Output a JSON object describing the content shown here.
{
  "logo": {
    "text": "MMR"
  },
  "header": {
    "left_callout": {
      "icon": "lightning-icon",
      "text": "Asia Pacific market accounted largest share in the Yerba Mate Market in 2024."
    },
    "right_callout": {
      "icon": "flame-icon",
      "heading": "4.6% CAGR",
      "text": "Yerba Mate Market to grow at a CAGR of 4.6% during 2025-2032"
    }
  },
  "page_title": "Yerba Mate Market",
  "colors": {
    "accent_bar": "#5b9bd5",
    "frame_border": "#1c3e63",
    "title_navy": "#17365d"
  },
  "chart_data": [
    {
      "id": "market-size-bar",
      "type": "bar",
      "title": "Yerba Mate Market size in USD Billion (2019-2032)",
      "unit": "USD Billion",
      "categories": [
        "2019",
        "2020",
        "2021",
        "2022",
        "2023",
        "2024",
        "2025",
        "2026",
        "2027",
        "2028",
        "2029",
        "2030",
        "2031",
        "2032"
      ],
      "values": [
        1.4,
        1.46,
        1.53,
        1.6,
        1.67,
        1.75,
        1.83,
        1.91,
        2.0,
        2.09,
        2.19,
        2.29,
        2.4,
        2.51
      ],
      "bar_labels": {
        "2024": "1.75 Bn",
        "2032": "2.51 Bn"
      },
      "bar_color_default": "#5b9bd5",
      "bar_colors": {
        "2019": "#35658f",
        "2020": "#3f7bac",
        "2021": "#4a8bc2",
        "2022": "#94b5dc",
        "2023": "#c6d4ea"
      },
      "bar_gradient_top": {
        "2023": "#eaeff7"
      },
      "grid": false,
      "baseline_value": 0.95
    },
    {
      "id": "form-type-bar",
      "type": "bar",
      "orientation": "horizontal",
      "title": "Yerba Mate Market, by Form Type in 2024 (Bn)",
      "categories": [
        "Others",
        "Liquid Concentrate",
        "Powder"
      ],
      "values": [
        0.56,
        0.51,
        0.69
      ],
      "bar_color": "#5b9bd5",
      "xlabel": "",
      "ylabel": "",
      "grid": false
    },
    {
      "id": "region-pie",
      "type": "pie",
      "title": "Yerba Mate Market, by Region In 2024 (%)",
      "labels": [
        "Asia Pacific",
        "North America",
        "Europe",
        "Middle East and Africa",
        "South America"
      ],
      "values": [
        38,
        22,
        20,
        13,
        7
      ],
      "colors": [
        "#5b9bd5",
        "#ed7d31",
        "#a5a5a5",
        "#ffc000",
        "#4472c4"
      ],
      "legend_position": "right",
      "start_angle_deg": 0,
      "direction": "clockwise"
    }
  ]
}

^^^^^^^^^^^^^^^^

**WHAT THE TASK ASKS:**
Which lines contain the word "icon"? Copy each of them.

**RESULT:**
      "icon": "lightning-icon",
      "icon": "flame-icon",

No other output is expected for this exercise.